Copy the lines below word for word, starting at the line that contains "y-tick-label: 25,000 xyxy=(18,275,50,285)" and ending with the line that contains "x-tick-label: 22년 xyxy=(461,426,485,439)".

··· INFORMATION PROVIDED ···

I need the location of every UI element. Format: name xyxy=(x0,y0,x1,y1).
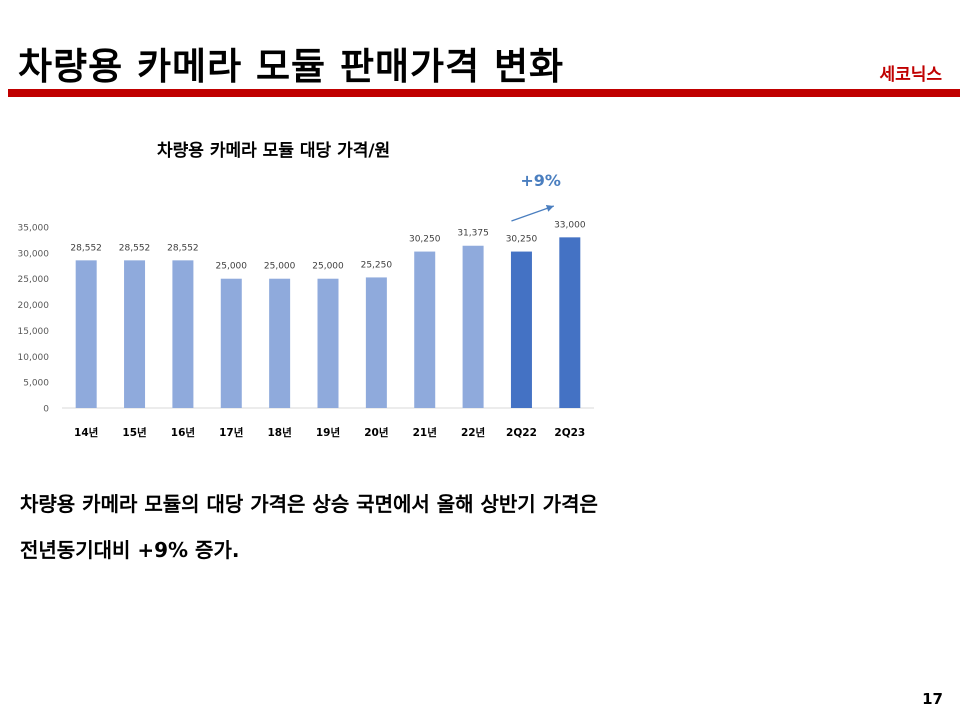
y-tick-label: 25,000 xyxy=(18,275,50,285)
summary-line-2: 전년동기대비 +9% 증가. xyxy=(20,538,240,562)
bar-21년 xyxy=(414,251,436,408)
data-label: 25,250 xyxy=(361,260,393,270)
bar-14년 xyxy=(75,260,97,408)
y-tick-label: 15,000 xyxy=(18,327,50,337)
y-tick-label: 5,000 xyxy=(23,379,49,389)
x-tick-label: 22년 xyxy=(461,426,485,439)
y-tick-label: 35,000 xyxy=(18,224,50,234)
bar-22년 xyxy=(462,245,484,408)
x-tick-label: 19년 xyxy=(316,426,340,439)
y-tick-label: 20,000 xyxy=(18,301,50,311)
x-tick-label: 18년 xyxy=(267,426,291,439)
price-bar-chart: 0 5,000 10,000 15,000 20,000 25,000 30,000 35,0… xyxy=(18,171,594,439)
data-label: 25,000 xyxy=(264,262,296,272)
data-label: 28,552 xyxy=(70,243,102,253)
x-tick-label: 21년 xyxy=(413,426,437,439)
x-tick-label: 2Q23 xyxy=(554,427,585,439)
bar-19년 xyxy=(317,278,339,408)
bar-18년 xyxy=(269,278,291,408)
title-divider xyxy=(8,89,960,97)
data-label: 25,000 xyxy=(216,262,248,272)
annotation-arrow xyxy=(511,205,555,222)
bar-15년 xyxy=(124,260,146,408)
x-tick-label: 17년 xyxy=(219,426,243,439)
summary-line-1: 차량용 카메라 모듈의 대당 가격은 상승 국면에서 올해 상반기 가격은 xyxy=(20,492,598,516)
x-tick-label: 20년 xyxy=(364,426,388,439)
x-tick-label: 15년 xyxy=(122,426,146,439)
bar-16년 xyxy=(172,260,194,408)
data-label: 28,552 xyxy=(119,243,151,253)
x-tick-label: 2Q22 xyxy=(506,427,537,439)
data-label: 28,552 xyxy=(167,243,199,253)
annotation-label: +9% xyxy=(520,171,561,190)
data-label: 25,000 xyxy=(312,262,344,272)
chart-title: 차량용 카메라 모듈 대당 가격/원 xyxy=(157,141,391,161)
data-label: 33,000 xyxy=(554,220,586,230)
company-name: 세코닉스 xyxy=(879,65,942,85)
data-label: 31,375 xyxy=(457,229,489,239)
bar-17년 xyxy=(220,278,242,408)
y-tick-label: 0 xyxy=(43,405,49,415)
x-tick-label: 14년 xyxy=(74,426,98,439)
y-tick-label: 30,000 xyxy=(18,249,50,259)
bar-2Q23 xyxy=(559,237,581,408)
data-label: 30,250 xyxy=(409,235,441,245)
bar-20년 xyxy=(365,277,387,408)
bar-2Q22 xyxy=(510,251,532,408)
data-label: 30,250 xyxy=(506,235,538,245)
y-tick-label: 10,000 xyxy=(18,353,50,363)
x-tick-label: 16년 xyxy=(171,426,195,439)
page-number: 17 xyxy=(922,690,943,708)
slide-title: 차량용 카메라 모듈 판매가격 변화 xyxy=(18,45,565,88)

···

> [EXERCISE SOLUTION]:
y-tick-label: 25,000 xyxy=(18,275,50,285)
summary-line-2: 전년동기대비 +9% 증가. xyxy=(20,538,240,562)
bar-21년 xyxy=(414,251,436,408)
data-label: 25,250 xyxy=(361,260,393,270)
bar-14년 xyxy=(75,260,97,408)
y-tick-label: 15,000 xyxy=(18,327,50,337)
y-tick-label: 5,000 xyxy=(23,379,49,389)
x-tick-label: 22년 xyxy=(461,426,485,439)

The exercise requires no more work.